Task goal:
Reproduce the entries exactly as they appear below.
┌────────
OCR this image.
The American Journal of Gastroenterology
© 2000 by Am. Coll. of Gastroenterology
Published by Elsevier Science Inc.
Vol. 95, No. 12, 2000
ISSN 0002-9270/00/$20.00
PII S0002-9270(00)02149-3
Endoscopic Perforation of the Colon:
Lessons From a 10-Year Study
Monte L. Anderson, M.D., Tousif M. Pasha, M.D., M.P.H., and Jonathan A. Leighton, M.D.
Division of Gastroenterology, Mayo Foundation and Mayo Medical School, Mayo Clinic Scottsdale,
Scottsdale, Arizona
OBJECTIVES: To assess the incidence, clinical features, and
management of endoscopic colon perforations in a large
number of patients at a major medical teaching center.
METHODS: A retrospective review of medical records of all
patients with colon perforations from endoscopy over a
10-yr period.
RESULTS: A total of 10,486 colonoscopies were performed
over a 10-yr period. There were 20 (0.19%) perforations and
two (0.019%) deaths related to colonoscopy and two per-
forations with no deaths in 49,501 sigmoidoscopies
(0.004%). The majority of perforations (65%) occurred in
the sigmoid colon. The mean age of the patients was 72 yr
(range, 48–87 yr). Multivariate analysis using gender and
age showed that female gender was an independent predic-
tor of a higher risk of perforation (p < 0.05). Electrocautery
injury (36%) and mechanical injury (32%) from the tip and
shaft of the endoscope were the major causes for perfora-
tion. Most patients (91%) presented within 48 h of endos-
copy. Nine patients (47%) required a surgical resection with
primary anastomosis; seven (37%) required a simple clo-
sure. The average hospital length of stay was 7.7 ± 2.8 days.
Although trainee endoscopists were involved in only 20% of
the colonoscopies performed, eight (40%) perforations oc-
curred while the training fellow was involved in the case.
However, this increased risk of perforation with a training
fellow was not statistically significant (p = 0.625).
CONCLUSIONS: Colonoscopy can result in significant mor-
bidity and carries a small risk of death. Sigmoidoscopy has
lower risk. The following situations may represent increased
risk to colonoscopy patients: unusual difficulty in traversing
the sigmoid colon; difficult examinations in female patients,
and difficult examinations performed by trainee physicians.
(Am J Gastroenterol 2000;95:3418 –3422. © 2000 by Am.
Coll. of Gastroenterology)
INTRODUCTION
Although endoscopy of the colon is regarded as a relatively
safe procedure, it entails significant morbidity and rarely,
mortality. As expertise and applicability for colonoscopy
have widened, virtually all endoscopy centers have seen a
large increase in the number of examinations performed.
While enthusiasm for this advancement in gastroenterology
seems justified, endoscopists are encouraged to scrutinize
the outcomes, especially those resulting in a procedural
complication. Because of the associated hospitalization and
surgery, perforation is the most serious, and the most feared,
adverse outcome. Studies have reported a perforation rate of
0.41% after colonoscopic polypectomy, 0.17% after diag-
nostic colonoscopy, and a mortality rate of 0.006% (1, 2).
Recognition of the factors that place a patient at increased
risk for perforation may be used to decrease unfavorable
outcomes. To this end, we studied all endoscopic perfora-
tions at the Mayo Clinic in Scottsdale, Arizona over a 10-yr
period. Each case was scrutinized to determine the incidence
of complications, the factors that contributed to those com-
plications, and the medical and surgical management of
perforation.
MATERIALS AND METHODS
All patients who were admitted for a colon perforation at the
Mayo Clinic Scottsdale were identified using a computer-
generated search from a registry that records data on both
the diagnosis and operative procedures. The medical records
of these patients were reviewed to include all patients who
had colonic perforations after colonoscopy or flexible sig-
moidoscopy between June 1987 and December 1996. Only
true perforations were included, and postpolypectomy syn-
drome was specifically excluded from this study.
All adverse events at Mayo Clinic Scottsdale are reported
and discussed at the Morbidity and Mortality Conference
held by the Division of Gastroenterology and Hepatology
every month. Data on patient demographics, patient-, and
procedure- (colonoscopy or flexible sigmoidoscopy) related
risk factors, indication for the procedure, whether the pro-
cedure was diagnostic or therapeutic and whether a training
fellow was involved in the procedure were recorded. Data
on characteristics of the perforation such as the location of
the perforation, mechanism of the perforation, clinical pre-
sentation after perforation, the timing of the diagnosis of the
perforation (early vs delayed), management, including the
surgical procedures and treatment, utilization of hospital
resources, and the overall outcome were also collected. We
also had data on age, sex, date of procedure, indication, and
└────────
Answer box:
OCR this image.
The American Journal of Gastroenterology
© 2000 by Am. Coll. of Gastroenterology
Published by Elsevier Science Inc.
Vol. 95, No. 12, 2000
ISSN 0002-9270/00/$20.00
PII S0002-9270(00)02149-3
Endoscopic Perforation of the Colon:
Lessons From a 10-Year Study
Monte L. Anderson, M.D., Tousif M. Pasha, M.D., M.P.H., and Jonathan A. Leighton, M.D.
Division of Gastroenterology, Mayo Foundation and Mayo Medical School, Mayo Clinic Scottsdale,
Scottsdale, Arizona
OBJECTIVES: To assess the incidence, clinical features, and
management of endoscopic colon perforations in a large
number of patients at a major medical teaching center.
METHODS: A retrospective review of medical records of all
patients with colon perforations from endoscopy over a
10-yr period.
RESULTS: A total of 10,486 colonoscopies were performed
over a 10-yr period. There were 20 (0.19%) perforations and
two (0.019%) deaths related to colonoscopy and two per-
forations with no deaths in 49,501 sigmoidoscopies
(0.004%). The majority of perforations (65%) occurred in
the sigmoid colon. The mean age of the patients was 72 yr
(range, 48–87 yr). Multivariate analysis using gender and
age showed that female gender was an independent predic-
tor of a higher risk of perforation (p < 0.05). Electrocautery
injury (36%) and mechanical injury (32%) from the tip and
shaft of the endoscope were the major causes for perfora-
tion. Most patients (91%) presented within 48 h of endos-
copy. Nine patients (47%) required a surgical resection with
primary anastomosis; seven (37%) required a simple clo-
sure. The average hospital length of stay was 7.7 ± 2.8 days.
Although trainee endoscopists were involved in only 20% of
the colonoscopies performed, eight (40%) perforations oc-
curred while the training fellow was involved in the case.
However, this increased risk of perforation with a training
fellow was not statistically significant (p = 0.625).
CONCLUSIONS: Colonoscopy can result in significant mor-
bidity and carries a small risk of death. Sigmoidoscopy has
lower risk. The following situations may represent increased
risk to colonoscopy patients: unusual difficulty in traversing
the sigmoid colon; difficult examinations in female patients,
and difficult examinations performed by trainee physicians.
(Am J Gastroenterol 2000;95:3418 –3422. © 2000 by Am.
Coll. of Gastroenterology)
INTRODUCTION
Although endoscopy of the colon is regarded as a relatively
safe procedure, it entails significant morbidity and rarely,
mortality. As expertise and applicability for colonoscopy
have widened, virtually all endoscopy centers have seen a
large increase in the number of examinations performed.
While enthusiasm for this advancement in gastroenterology
seems justified, endoscopists are encouraged to scrutinize
the outcomes, especially those resulting in a procedural
complication. Because of the associated hospitalization and
surgery, perforation is the most serious, and the most feared,
adverse outcome. Studies have reported a perforation rate of
0.41% after colonoscopic polypectomy, 0.17% after diag-
nostic colonoscopy, and a mortality rate of 0.006% (1, 2).
Recognition of the factors that place a patient at increased
risk for perforation may be used to decrease unfavorable
outcomes. To this end, we studied all endoscopic perfora-
tions at the Mayo Clinic in Scottsdale, Arizona over a 10-yr
period. Each case was scrutinized to determine the incidence
of complications, the factors that contributed to those com-
plications, and the medical and surgical management of
perforation.
MATERIALS AND METHODS
All patients who were admitted for a colon perforation at the
Mayo Clinic Scottsdale were identified using a computer-
generated search from a registry that records data on both
the diagnosis and operative procedures. The medical records
of these patients were reviewed to include all patients who
had colonic perforations after colonoscopy or flexible sig-
moidoscopy between June 1987 and December 1996. Only
true perforations were included, and postpolypectomy syn-
drome was specifically excluded from this study.
All adverse events at Mayo Clinic Scottsdale are reported
and discussed at the Morbidity and Mortality Conference
held by the Division of Gastroenterology and Hepatology
every month. Data on patient demographics, patient-, and
procedure- (colonoscopy or flexible sigmoidoscopy) related
risk factors, indication for the procedure, whether the pro-
cedure was diagnostic or therapeutic and whether a training
fellow was involved in the procedure were recorded. Data
on characteristics of the perforation such as the location of
the perforation, mechanism of the perforation, clinical pre-
sentation after perforation, the timing of the diagnosis of the
perforation (early vs delayed), management, including the
surgical procedures and treatment, utilization of hospital
resources, and the overall outcome were also collected. We
also had data on age, sex, date of procedure, indication, and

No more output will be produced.